Data entries for graphics
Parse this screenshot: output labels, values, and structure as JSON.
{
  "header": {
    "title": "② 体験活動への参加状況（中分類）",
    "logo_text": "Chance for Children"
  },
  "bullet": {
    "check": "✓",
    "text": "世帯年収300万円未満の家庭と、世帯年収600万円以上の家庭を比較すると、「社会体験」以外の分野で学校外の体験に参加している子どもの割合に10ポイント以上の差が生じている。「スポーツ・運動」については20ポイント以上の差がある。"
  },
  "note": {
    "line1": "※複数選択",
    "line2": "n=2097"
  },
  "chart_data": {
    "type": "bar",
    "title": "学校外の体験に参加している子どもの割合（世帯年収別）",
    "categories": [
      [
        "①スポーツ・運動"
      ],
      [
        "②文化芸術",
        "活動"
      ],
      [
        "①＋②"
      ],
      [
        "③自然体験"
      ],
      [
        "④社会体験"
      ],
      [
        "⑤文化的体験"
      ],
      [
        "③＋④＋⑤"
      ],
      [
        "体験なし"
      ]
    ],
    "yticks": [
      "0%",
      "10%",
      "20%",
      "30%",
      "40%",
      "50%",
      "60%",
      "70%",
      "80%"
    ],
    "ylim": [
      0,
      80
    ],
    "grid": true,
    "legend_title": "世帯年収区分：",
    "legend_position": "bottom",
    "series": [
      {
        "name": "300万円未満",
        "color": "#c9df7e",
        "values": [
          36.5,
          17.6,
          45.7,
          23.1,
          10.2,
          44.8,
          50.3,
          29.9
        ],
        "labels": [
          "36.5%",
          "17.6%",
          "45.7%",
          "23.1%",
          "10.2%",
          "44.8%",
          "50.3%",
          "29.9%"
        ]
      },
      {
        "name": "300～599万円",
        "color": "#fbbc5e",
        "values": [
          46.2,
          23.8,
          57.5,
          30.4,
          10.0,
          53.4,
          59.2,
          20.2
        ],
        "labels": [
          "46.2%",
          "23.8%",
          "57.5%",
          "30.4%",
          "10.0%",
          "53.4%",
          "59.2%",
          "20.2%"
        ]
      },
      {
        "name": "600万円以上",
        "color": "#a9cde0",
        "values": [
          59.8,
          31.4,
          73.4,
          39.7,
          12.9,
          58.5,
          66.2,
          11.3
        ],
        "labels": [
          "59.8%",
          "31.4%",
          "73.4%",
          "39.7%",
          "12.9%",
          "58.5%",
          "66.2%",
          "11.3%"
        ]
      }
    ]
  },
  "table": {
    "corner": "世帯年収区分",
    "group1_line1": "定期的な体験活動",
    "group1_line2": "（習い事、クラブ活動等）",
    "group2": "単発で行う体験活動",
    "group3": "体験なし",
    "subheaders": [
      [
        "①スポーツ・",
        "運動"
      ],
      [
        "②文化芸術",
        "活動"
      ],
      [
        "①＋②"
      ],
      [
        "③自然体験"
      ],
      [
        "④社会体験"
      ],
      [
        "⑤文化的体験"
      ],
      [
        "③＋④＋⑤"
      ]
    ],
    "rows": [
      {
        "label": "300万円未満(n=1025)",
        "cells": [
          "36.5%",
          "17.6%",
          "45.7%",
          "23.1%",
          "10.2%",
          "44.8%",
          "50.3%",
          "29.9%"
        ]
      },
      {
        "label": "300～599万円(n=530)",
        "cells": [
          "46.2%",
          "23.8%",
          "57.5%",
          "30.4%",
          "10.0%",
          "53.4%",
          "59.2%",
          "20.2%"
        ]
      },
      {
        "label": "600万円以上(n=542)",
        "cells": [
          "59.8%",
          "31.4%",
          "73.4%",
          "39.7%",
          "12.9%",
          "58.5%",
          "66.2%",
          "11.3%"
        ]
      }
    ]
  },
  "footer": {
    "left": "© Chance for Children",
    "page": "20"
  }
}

- Set exercise -
Extract all lines of the records above that include "Children".

- Correct output -
    "logo_text": "Chance for Children"
    "left": "© Chance for Children",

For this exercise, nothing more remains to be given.